> [Supplied records]:
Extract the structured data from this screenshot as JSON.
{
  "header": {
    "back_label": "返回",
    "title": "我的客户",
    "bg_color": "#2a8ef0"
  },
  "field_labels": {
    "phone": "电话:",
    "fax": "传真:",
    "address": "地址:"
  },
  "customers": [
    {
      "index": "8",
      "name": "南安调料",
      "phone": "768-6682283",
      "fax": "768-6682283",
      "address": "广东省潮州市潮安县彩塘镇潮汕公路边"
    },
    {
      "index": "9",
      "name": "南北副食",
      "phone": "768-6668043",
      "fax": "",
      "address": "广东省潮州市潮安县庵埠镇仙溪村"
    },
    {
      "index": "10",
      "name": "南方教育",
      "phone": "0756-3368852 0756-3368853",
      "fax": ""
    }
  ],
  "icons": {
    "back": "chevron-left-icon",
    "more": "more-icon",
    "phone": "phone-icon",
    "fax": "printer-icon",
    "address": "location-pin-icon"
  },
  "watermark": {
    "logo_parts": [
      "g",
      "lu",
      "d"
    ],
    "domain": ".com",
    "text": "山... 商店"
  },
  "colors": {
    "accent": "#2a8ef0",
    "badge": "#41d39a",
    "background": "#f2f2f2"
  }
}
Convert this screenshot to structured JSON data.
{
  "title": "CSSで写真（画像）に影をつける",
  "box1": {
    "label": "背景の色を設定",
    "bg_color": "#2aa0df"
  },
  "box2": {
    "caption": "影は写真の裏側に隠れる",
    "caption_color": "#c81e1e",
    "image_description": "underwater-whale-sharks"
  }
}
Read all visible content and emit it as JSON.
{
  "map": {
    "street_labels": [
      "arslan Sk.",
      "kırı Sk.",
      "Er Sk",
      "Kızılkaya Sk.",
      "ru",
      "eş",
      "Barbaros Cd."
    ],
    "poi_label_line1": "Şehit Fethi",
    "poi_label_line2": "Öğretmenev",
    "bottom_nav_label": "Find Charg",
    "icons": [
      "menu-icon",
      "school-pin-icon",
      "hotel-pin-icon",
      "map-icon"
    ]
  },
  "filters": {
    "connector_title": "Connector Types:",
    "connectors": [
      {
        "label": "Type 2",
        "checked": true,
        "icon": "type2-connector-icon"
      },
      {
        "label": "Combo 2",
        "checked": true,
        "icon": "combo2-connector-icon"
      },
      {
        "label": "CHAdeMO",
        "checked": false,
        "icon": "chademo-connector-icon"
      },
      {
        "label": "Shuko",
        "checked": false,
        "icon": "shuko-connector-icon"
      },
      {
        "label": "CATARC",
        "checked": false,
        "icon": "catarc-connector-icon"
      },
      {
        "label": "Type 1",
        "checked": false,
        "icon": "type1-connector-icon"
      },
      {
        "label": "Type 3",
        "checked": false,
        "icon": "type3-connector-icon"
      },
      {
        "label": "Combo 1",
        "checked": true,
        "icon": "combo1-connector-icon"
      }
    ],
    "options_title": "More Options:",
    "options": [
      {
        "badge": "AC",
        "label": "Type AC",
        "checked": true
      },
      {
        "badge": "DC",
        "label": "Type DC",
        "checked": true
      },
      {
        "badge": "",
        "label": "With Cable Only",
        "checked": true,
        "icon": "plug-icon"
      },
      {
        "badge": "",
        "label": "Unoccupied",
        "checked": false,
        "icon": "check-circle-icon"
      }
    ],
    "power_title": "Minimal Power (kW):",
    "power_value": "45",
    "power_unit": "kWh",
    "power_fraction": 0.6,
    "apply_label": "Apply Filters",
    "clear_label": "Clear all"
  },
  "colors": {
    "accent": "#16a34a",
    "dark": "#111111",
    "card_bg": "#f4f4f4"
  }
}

> [Exercise]: Using the records above, gather all lines where the string "phone" is present.

> [The completed task]:
    "phone": "电话:",
      "phone": "768-6682283",
      "phone": "768-6668043",
      "phone": "0756-3368852 0756-3368853",
    "phone": "phone-icon",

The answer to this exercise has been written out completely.